A block of data:

####################

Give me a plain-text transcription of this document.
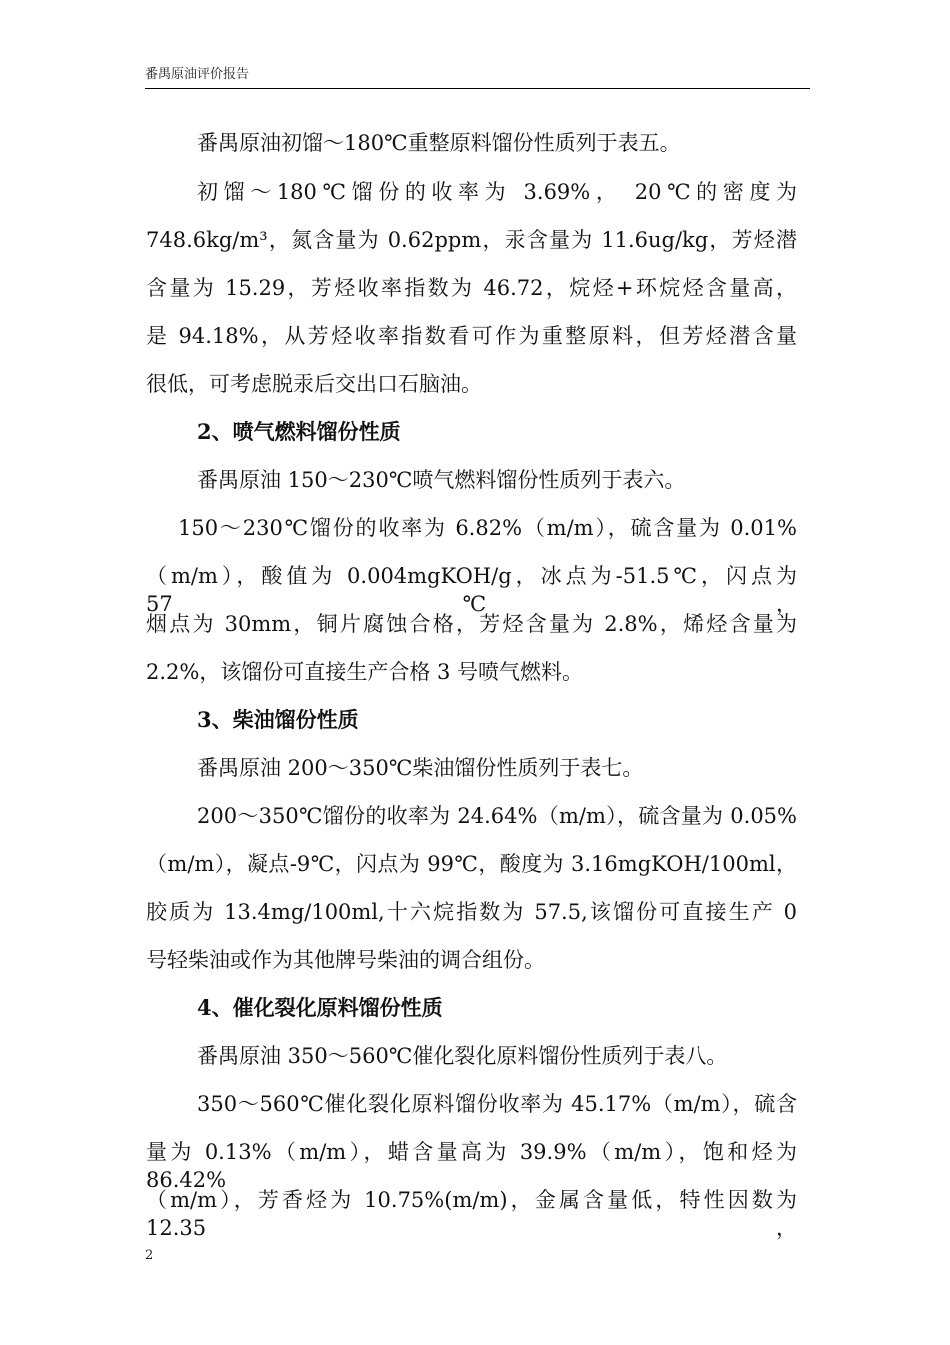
番禺原油评价报告
番禺原油初馏～180℃重整原料馏份性质列于表五。
初馏～180℃馏份的收率为 3.69%， 20℃的密度为
748.6kg/m³，氮含量为 0.62ppm，汞含量为 11.6ug/kg，芳烃潜
含量为 15.29，芳烃收率指数为 46.72，烷烃+环烷烃含量高，
是 94.18%，从芳烃收率指数看可作为重整原料，但芳烃潜含量
很低，可考虑脱汞后交出口石脑油。
2、喷气燃料馏份性质
番禺原油 150～230℃喷气燃料馏份性质列于表六。
150～230℃馏份的收率为 6.82%（m/m），硫含量为 0.01%
（m/m），酸值为 0.004mgKOH/g，冰点为-51.5℃，闪点为 57℃，
烟点为 30mm，铜片腐蚀合格，芳烃含量为 2.8%，烯烃含量为
2.2%，该馏份可直接生产合格 3 号喷气燃料。
3、柴油馏份性质
番禺原油 200～350℃柴油馏份性质列于表七。
200～350℃馏份的收率为 24.64%（m/m），硫含量为 0.05%
（m/m），凝点-9℃，闪点为 99℃，酸度为 3.16mgKOH/100ml，
胶质为 13.4mg/100ml,十六烷指数为 57.5,该馏份可直接生产 0
号轻柴油或作为其他牌号柴油的调合组份。
4、催化裂化原料馏份性质
番禺原油 350～560℃催化裂化原料馏份性质列于表八。
350～560℃催化裂化原料馏份收率为 45.17%（m/m），硫含
量为 0.13%（m/m），蜡含量高为 39.9%（m/m），饱和烃为 86.42%
（m/m），芳香烃为 10.75%(m/m)，金属含量低，特性因数为 12.35，
2
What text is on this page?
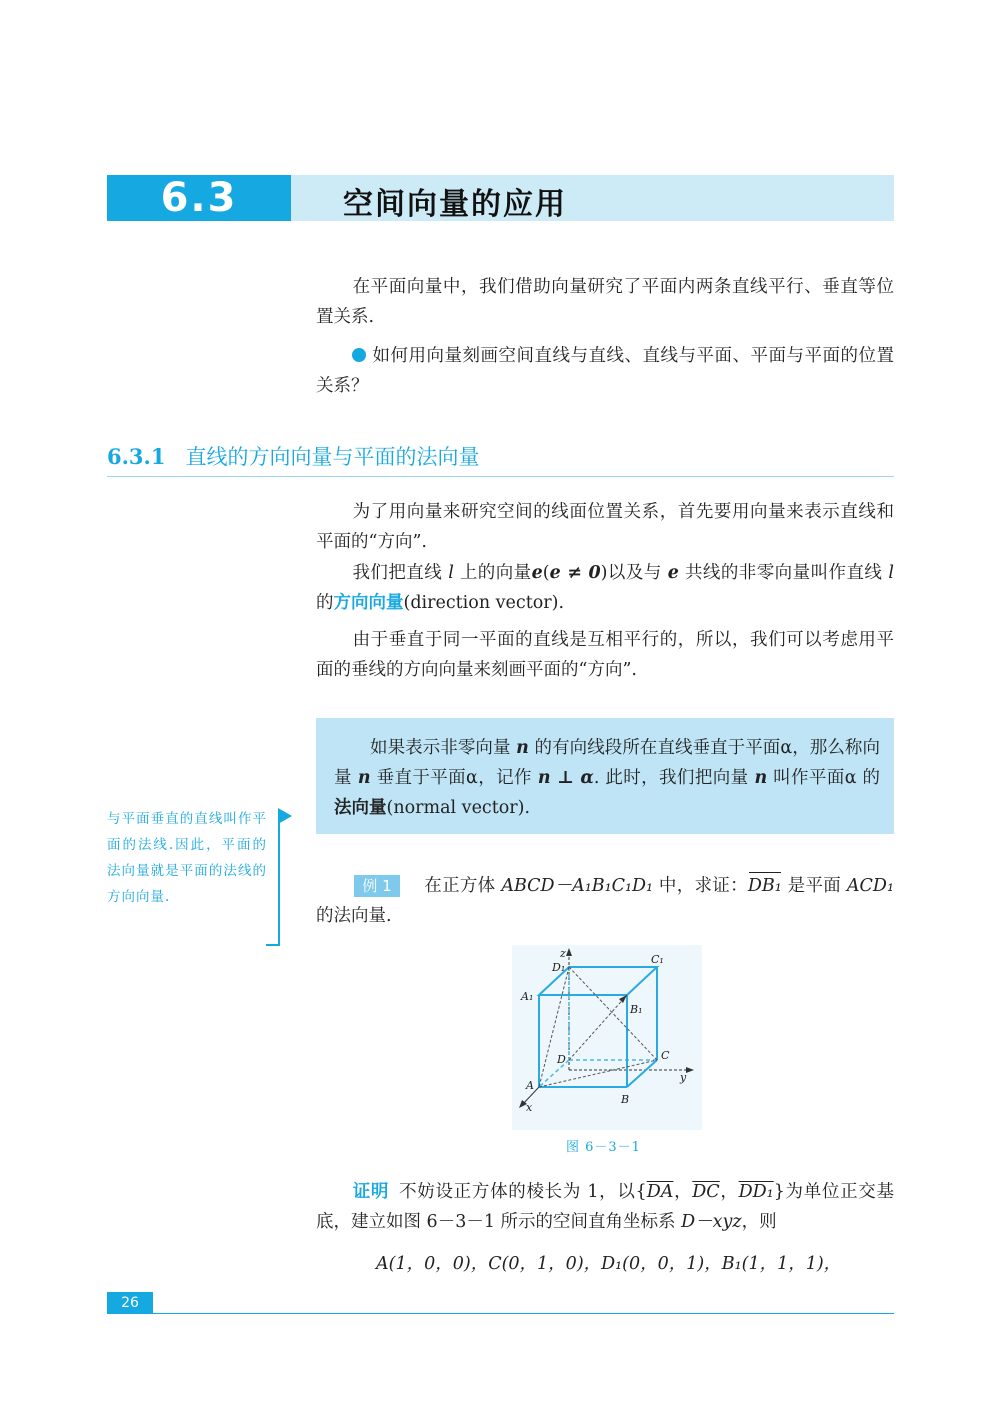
6.3	空间向量的应用
在平面向量中，我们借助向量研究了平面内两条直线平行、垂直等位置关系.
如何用向量刻画空间直线与直线、直线与平面、平面与平面的位置关系？
6.3.1 直线的方向向量与平面的法向量
为了用向量来研究空间的线面位置关系，首先要用向量来表示直线和平面的“方向”.
我们把直线 l 上的向量e(e ≠ 0)以及与 e 共线的非零向量叫作直线 l 的方向向量(direction vector).
由于垂直于同一平面的直线是互相平行的，所以，我们可以考虑用平面的垂线的方向向量来刻画平面的“方向”.
如果表示非零向量 n 的有向线段所在直线垂直于平面α，那么称向量 n 垂直于平面α，记作 n ⊥ α. 此时，我们把向量 n 叫作平面α 的法向量(normal vector).
与平面垂直的直线叫作平面的法线.因此，平面的法向量就是平面的法线的方向向量.
例 1	在正方体 ABCD－A₁B₁C₁D₁ 中，求证：DB₁ 是平面 ACD₁ 的法向量.
z
D₁
C₁
A₁
B₁
D	C
y
A
B
x
图 6－3－1
证明 不妨设正方体的棱长为 1，以{$\overline{DA}$，$\overline{DC}$，DD₁}为单位正交基底，建立如图 6－3－1 所示的空间直角坐标系 D－xyz，则
A(1，0，0)，C(0，1，0)，D₁(0，0，1)，B₁(1，1，1)，
26
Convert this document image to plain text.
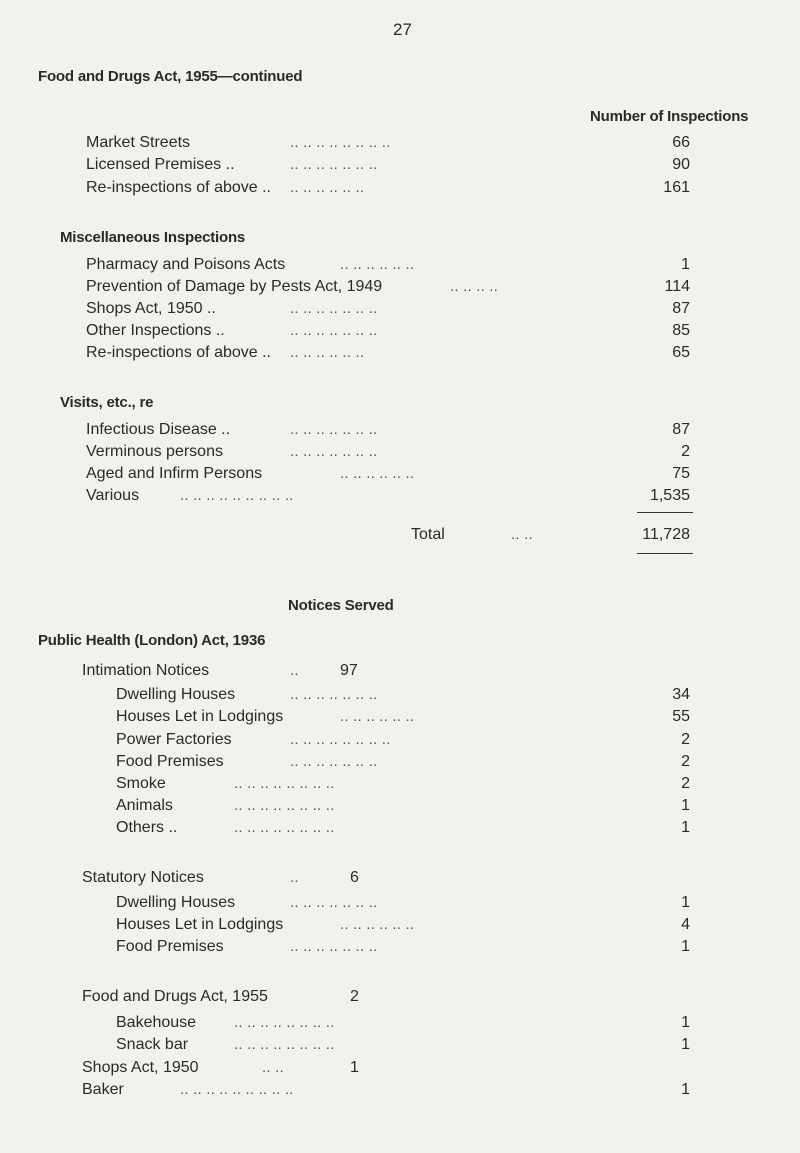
27
Food and Drugs Act, 1955—continued
Number of Inspections
Market Streets	.. .. .. .. .. .. .. ..	66
Licensed Premises ..	.. .. .. .. .. .. ..	90
Re-inspections of above .. .. .. .. .. .. ..	161
Miscellaneous Inspections
Pharmacy and Poisons Acts	.. .. .. .. .. ..	1
Prevention of Damage by Pests Act, 1949	.. .. .. ..	114
Shops Act, 1950 ..	.. .. .. .. .. .. ..	87
Other Inspections ..	.. .. .. .. .. .. ..	85
Re-inspections of above .. .. .. .. .. .. ..	65
Visits, etc., re
Infectious Disease ..	.. .. .. .. .. .. ..	87
Verminous persons	.. .. .. .. .. .. ..	2
Aged and Infirm Persons	.. .. .. .. .. ..	75
Various	.. .. .. .. .. .. .. .. ..	1,535
Total	.. ..	11,728
Notices Served
Public Health (London) Act, 1936
Intimation Notices	..	97
Dwelling Houses	.. .. .. .. .. .. ..	34
Houses Let in Lodgings	.. .. .. .. .. ..	55
Power Factories	.. .. .. .. .. .. .. ..	2
Food Premises	.. .. .. .. .. .. ..	2
Smoke	.. .. .. .. .. .. .. ..	2
Animals	.. .. .. .. .. .. .. ..	1
Others ..	.. .. .. .. .. .. .. ..	1
Statutory Notices	..	6
Dwelling Houses	.. .. .. .. .. .. ..	1
Houses Let in Lodgings	.. .. .. .. .. ..	4
Food Premises	.. .. .. .. .. .. ..	1
Food and Drugs Act, 1955	2
Bakehouse	.. .. .. .. .. .. .. ..	1
Snack bar	.. .. .. .. .. .. .. ..	1
Shops Act, 1950	.. ..	1
Baker	.. .. .. .. .. .. .. .. ..	1
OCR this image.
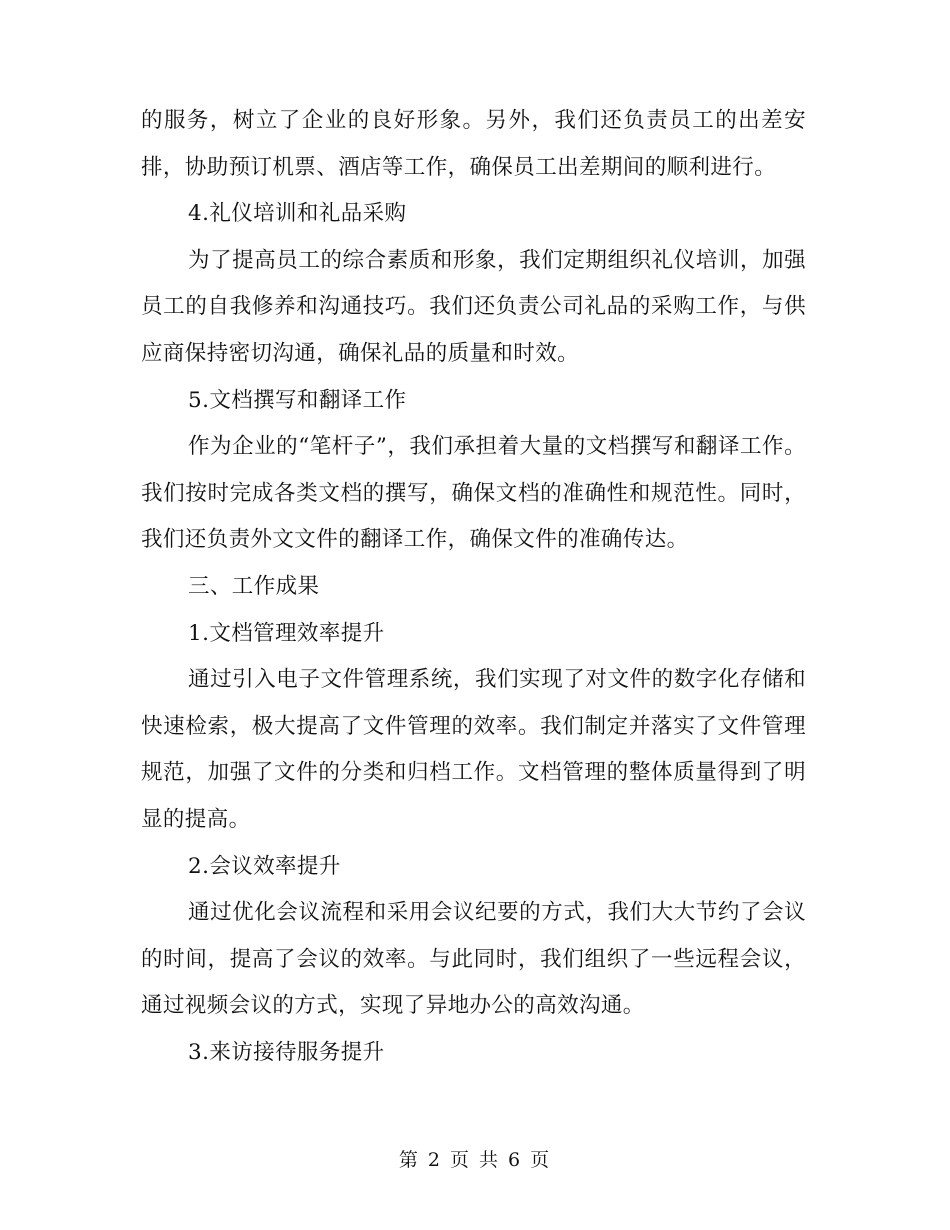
的服务，树立了企业的良好形象。另外，我们还负责员工的出差安排，协助预订机票、酒店等工作，确保员工出差期间的顺利进行。

4.礼仪培训和礼品采购

为了提高员工的综合素质和形象，我们定期组织礼仪培训，加强员工的自我修养和沟通技巧。我们还负责公司礼品的采购工作，与供应商保持密切沟通，确保礼品的质量和时效。

5.文档撰写和翻译工作

作为企业的“笔杆子”，我们承担着大量的文档撰写和翻译工作。我们按时完成各类文档的撰写，确保文档的准确性和规范性。同时，我们还负责外文文件的翻译工作，确保文件的准确传达。

三、工作成果

1.文档管理效率提升

通过引入电子文件管理系统，我们实现了对文件的数字化存储和快速检索，极大提高了文件管理的效率。我们制定并落实了文件管理规范，加强了文件的分类和归档工作。文档管理的整体质量得到了明显的提高。

2.会议效率提升

通过优化会议流程和采用会议纪要的方式，我们大大节约了会议的时间，提高了会议的效率。与此同时，我们组织了一些远程会议，通过视频会议的方式，实现了异地办公的高效沟通。

3.来访接待服务提升

第 2 页 共 6 页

####################

What to do: Identify and copy all lines with the word "Drugs".

Correct output:
Food and Drugs Act, 1955—continued
Food and Drugs Act, 1955	2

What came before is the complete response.